Stored data

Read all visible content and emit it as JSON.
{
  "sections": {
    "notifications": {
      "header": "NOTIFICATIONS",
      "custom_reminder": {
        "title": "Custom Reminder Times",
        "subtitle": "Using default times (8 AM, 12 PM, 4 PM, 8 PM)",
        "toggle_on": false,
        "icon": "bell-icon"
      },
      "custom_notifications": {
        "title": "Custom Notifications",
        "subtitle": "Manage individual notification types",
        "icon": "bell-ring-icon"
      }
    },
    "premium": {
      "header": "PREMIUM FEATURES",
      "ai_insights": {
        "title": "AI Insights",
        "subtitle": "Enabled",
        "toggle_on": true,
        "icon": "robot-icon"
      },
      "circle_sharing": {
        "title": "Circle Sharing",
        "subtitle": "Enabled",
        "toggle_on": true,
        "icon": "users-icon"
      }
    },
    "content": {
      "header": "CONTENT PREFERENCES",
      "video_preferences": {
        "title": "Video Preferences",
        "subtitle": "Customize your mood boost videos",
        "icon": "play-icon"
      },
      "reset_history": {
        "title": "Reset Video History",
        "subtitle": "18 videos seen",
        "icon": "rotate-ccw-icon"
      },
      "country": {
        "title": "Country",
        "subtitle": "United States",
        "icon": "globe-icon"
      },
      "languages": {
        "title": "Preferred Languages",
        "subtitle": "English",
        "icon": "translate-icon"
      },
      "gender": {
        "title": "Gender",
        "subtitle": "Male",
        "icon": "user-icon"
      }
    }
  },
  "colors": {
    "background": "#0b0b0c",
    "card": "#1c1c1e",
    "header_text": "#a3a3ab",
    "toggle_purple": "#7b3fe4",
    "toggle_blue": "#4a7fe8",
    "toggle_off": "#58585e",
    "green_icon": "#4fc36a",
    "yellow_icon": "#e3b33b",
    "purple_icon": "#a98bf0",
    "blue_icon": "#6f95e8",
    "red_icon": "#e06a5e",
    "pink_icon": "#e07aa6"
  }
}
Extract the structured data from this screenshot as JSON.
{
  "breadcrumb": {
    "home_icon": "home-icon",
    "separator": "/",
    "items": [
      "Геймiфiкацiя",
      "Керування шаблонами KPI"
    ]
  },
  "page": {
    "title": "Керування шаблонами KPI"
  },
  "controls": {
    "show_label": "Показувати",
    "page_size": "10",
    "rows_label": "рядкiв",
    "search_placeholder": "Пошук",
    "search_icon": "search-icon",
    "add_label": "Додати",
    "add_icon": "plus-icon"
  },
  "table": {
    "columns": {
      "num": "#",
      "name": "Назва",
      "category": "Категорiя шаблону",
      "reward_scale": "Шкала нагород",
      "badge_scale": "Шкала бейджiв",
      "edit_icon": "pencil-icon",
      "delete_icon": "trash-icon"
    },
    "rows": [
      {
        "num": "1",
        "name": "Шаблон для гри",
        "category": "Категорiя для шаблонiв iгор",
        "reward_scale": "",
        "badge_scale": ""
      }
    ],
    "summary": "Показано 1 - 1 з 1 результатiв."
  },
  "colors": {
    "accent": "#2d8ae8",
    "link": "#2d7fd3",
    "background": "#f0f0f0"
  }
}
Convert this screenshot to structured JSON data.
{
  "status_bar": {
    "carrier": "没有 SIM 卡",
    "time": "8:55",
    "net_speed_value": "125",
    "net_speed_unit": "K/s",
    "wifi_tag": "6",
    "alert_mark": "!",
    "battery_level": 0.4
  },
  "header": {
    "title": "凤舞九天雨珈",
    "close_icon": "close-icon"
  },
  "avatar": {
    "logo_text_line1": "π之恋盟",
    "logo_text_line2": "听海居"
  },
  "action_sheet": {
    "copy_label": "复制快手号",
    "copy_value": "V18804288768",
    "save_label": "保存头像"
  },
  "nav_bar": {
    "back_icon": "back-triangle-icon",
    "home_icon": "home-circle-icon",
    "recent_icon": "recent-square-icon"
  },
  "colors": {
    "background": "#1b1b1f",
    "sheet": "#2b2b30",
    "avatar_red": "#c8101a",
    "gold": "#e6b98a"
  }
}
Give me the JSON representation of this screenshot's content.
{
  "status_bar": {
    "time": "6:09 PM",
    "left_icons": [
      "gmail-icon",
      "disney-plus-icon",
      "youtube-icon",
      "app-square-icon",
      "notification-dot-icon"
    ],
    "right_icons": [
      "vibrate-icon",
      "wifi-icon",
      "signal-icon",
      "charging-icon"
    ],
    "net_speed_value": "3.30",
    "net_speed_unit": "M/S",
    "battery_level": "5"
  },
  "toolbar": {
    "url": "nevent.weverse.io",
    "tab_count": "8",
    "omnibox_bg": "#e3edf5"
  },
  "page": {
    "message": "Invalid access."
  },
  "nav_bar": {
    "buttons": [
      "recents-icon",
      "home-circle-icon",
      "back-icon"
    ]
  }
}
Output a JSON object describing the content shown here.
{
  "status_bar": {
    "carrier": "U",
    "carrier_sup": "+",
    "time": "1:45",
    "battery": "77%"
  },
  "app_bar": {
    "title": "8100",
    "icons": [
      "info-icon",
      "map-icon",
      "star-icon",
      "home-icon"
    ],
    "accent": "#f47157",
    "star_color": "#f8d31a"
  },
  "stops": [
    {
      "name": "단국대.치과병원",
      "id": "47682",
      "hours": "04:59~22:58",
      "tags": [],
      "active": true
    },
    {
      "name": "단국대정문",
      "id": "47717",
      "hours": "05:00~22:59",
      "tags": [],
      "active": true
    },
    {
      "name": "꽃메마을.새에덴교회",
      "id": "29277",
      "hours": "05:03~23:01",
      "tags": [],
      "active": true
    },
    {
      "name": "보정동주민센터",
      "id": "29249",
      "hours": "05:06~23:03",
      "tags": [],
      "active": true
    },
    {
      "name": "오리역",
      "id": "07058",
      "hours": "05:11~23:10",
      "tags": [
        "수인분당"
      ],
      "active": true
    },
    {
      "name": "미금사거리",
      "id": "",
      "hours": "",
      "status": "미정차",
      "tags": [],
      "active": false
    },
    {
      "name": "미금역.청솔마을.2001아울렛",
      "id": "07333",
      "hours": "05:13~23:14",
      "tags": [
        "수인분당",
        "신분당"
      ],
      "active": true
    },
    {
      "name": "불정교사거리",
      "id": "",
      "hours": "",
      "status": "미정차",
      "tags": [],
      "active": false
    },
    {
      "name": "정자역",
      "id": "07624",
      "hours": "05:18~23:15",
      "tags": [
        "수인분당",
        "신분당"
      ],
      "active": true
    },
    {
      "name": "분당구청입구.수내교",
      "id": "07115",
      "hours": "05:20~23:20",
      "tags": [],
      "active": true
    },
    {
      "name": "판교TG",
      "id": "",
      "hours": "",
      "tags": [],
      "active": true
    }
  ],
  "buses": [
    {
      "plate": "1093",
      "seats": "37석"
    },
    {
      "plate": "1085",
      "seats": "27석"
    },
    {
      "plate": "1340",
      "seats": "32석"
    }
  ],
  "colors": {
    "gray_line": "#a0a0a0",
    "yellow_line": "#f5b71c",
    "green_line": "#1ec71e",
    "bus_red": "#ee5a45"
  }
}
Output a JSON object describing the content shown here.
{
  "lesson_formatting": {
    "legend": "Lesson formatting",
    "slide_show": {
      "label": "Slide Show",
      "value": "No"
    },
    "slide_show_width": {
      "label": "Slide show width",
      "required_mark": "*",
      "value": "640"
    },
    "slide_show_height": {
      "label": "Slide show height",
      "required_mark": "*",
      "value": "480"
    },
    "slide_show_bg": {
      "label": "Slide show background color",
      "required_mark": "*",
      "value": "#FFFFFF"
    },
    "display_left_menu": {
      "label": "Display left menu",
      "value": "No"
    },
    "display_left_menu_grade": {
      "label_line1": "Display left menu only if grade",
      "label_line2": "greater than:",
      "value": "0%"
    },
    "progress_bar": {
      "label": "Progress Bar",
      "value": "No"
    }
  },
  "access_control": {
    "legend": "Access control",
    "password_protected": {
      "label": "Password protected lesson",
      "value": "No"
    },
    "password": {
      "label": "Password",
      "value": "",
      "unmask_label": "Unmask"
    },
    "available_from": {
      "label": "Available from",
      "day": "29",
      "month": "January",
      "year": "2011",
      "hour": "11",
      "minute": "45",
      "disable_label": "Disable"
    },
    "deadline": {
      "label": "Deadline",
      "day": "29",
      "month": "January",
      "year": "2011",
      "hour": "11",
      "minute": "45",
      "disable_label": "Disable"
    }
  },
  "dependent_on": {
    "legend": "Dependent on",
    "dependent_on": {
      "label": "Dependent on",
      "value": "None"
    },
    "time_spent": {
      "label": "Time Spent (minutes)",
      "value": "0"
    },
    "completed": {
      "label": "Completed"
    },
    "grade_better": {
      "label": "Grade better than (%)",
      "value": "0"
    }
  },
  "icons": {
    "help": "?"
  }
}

◆ **DO THIS**
Find the string "videos" in the records, then copy each line where it occurs.

◆ **SOLVED PROBLEM**
        "subtitle": "Customize your mood boost videos",
        "subtitle": "18 videos seen",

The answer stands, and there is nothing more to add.